=== PAGE EXCERPT ===
* * *

    I’ve been doing this a long time: I own stocks who have dividends higher than my ACB. One thing I can assure investors is that valuation matters. Like Ron, I too had a stockbroker a long time ago and learned that I get stock and also get “broker”. Buying high and hoping to sell higher was and is not a strategy for me and paying someone else 1% hurts.

  2. Ron/BC Says:


    The U.S.$ is the world’s reserve currency and is therefore the “safe haven” at various times of financial upheaval. It doesn’t always trade inverse to the $SPX and often tracks it so it is a wild card much of the time as far as trading goes. But my question to those who are always talking it down is what currency would those people prefer if not the U.S.$. I can’t think of one that is anywhere close to replacing it. Certainly not the complicated basket case Euro.

* * *

=== EXTRACTED MATERIAL ===
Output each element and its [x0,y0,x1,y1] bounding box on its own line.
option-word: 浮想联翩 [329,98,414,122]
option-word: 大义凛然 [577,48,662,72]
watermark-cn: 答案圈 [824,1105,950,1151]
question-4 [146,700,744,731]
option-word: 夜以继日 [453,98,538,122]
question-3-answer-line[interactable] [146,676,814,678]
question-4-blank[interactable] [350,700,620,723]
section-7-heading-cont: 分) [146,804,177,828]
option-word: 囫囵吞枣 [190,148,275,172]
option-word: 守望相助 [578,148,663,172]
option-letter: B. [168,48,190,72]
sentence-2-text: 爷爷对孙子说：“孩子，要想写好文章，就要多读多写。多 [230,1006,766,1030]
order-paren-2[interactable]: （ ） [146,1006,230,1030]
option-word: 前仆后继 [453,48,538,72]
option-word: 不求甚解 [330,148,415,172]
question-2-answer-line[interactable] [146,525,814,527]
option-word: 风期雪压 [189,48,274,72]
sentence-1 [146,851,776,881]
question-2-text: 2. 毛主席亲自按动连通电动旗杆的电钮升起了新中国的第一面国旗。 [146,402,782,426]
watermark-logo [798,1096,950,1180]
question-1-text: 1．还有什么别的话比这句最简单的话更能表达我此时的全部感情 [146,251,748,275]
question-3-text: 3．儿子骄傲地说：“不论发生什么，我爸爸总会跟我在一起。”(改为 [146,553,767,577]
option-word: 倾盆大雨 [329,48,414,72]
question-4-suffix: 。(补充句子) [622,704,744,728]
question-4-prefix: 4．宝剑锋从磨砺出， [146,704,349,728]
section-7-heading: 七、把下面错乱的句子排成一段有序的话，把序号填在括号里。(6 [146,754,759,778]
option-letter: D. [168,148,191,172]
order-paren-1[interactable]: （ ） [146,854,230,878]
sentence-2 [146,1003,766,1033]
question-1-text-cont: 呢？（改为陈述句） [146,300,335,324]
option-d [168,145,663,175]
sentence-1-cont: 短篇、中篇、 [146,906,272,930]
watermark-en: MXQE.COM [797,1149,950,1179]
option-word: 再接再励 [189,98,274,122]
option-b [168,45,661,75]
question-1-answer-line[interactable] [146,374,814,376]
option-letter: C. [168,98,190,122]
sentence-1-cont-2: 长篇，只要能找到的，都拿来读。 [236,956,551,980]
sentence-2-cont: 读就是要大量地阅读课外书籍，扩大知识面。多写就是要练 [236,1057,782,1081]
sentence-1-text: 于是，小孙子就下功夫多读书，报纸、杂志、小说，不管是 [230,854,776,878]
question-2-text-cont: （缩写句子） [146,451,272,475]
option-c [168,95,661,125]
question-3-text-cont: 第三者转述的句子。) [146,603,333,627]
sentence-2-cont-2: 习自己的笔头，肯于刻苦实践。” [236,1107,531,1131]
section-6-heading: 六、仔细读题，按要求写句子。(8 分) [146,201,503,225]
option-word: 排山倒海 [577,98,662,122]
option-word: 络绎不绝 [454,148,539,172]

* * *

=== WHAT NEEDS TO BE DONE ===
Quote the investing comments word for word, from "I’ve been doing" to "basket case Euro.".

=== SOLUTION FOR THIS PROBLEM ===
    I’ve been doing this a long time: I own stocks who have dividends higher than my ACB. One thing I can assure investors is that valuation matters. Like Ron, I too had a stockbroker a long time ago and learned that I get stock and also get “broker”. Buying high and hoping to sell higher was and is not a strategy for me and paying someone else 1% hurts.

  2. Ron/BC Says:


    The U.S.$ is the world’s reserve currency and is therefore the “safe haven” at various times of financial upheaval. It doesn’t always trade inverse to the $SPX and often tracks it so it is a wild card much of the time as far as trading goes. But my question to those who are always talking it down is what currency would those people prefer if not the U.S.$. I can’t think of one that is anywhere close to replacing it. Certainly not the complicated basket case Euro.